EXERCISE GOAL -> Pick out every line in the data below that holds "grid".

╭─ EXTRACTED RECORDS

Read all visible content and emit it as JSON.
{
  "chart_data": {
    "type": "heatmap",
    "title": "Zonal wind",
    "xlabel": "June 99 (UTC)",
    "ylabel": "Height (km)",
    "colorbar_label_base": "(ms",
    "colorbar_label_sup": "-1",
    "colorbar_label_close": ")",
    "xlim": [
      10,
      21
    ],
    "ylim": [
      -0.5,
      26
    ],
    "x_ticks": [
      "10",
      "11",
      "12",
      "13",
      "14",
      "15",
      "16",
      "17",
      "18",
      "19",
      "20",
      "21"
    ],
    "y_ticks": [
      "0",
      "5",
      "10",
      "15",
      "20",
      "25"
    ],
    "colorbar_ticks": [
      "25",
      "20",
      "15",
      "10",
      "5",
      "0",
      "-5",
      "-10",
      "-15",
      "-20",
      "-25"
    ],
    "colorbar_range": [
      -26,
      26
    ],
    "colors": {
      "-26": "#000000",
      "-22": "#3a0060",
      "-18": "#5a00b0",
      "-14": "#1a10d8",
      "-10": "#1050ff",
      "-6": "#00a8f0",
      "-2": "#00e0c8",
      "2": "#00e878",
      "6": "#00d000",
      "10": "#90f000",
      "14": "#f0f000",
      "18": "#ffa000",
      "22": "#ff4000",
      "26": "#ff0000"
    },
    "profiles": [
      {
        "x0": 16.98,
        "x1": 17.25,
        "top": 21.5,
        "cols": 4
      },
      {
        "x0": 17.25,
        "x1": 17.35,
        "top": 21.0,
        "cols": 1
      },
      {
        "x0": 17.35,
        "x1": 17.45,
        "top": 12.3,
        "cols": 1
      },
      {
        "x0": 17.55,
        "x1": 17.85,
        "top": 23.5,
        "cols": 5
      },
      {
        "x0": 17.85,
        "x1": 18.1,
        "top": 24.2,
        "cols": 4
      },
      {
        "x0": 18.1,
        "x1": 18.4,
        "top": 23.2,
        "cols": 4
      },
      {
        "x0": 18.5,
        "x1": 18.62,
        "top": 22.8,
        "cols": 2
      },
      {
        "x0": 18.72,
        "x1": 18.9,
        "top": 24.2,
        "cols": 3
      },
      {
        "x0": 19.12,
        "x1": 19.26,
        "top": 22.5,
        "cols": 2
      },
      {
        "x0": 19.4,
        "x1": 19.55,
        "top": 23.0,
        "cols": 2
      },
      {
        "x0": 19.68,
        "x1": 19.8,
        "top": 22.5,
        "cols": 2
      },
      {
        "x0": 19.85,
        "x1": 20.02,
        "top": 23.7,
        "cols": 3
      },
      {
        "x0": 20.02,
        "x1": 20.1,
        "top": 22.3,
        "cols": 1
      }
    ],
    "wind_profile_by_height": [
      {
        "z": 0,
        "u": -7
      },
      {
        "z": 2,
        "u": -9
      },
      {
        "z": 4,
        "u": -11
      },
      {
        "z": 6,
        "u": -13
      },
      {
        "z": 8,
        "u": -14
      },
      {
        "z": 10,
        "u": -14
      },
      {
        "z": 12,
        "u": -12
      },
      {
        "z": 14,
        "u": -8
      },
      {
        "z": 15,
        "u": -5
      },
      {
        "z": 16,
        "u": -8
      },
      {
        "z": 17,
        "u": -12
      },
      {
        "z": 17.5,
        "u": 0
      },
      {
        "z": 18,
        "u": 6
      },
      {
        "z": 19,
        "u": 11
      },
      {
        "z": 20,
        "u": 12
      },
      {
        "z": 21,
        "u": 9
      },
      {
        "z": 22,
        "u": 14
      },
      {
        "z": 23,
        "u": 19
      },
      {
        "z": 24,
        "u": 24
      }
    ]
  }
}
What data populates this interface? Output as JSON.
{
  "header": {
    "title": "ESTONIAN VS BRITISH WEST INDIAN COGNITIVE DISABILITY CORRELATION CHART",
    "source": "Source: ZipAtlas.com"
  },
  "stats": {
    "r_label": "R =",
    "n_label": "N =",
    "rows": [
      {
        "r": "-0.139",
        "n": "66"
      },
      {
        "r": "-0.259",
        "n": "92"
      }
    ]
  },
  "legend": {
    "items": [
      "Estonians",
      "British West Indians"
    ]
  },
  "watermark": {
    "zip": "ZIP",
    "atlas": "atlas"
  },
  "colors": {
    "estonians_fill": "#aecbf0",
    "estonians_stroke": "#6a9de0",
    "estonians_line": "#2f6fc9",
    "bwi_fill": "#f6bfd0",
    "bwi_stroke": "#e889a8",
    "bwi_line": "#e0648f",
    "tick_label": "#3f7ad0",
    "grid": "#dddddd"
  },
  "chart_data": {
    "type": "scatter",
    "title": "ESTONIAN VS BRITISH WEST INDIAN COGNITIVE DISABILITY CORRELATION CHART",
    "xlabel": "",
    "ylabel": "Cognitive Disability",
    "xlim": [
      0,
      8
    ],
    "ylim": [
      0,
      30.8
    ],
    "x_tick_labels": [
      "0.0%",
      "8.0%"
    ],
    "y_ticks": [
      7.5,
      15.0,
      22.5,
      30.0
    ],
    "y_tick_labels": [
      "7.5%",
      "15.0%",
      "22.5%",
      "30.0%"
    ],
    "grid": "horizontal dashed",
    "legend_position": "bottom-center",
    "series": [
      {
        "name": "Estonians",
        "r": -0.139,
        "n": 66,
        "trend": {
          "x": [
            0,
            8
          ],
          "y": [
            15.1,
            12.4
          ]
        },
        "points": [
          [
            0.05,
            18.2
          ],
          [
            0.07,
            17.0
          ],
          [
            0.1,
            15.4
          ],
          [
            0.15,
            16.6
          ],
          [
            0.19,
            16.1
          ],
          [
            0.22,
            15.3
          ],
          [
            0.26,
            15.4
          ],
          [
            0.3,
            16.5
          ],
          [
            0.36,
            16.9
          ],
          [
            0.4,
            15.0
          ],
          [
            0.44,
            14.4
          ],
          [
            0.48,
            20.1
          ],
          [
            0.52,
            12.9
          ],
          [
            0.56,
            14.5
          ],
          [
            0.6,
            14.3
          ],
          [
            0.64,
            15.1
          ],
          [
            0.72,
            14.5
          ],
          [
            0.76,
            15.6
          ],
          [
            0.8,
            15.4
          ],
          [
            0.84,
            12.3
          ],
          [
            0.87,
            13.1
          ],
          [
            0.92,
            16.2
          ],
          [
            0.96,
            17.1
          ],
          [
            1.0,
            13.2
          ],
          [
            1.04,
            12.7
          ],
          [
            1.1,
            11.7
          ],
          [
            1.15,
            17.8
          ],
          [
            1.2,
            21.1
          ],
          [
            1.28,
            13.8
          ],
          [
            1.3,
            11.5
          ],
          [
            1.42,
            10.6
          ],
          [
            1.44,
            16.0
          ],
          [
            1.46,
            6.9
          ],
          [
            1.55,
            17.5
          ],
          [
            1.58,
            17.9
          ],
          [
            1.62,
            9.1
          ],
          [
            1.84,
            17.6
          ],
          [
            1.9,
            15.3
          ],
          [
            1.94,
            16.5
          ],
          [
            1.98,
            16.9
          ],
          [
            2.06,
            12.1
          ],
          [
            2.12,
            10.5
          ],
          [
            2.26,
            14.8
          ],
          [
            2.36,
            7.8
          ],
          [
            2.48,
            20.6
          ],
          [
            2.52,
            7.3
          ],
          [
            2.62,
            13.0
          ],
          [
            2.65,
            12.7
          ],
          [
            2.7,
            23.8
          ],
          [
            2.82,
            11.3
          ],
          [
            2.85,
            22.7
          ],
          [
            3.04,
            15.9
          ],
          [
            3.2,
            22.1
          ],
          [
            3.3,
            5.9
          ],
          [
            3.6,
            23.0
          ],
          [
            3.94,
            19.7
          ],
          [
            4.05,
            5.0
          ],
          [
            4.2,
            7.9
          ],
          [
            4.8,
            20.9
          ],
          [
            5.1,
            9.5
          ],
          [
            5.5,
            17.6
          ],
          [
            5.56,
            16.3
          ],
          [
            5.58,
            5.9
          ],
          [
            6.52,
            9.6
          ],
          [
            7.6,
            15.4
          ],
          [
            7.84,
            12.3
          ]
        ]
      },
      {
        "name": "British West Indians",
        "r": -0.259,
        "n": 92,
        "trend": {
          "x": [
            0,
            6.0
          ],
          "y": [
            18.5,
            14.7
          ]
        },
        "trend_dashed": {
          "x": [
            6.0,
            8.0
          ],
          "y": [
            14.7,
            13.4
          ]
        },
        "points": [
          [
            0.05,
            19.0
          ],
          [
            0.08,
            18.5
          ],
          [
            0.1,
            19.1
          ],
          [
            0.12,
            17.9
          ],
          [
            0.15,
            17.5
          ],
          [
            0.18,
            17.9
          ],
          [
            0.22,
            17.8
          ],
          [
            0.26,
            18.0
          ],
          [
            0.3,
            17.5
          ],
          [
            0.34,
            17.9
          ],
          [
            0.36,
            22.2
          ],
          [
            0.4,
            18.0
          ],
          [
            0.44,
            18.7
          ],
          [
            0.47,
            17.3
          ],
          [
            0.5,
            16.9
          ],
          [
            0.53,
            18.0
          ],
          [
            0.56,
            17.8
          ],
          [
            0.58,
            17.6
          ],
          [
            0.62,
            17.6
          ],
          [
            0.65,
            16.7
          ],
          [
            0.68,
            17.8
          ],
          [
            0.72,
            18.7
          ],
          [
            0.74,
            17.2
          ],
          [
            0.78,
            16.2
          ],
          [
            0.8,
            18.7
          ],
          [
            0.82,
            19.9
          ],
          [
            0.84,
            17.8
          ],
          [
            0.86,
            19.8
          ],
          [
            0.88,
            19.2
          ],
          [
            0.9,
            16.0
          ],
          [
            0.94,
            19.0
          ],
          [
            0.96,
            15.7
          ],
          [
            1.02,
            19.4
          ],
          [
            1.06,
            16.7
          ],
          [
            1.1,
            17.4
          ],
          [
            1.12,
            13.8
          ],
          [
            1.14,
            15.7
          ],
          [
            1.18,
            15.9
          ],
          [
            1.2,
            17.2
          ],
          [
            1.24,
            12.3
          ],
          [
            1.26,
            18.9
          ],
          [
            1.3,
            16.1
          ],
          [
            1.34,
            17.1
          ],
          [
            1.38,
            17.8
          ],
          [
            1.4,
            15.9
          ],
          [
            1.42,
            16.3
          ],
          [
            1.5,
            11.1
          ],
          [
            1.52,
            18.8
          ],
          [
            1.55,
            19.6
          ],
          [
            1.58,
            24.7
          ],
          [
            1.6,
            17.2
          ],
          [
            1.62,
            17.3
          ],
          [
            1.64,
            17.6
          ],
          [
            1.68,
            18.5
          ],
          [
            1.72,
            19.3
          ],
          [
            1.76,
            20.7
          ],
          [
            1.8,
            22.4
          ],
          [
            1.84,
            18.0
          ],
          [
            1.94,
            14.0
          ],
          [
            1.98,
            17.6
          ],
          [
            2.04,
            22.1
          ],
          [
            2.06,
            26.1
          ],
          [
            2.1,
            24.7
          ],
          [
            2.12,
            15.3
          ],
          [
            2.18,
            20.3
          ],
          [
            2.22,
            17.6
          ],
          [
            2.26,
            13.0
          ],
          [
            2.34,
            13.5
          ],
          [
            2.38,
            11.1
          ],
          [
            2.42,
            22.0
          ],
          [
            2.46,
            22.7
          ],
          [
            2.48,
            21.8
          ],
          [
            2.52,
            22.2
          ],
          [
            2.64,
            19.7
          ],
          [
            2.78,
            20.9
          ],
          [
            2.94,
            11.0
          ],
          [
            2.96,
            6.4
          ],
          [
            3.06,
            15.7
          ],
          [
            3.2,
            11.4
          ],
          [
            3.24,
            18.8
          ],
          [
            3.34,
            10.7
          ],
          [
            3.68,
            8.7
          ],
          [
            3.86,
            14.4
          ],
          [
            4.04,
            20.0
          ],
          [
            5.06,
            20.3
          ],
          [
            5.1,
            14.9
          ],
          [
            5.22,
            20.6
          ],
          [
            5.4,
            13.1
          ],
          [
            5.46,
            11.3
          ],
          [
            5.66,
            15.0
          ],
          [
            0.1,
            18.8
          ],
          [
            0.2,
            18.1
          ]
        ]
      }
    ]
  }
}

╰─

CORRECT RESPONSE ->
    "grid": "#dddddd"
    "grid": "horizontal dashed",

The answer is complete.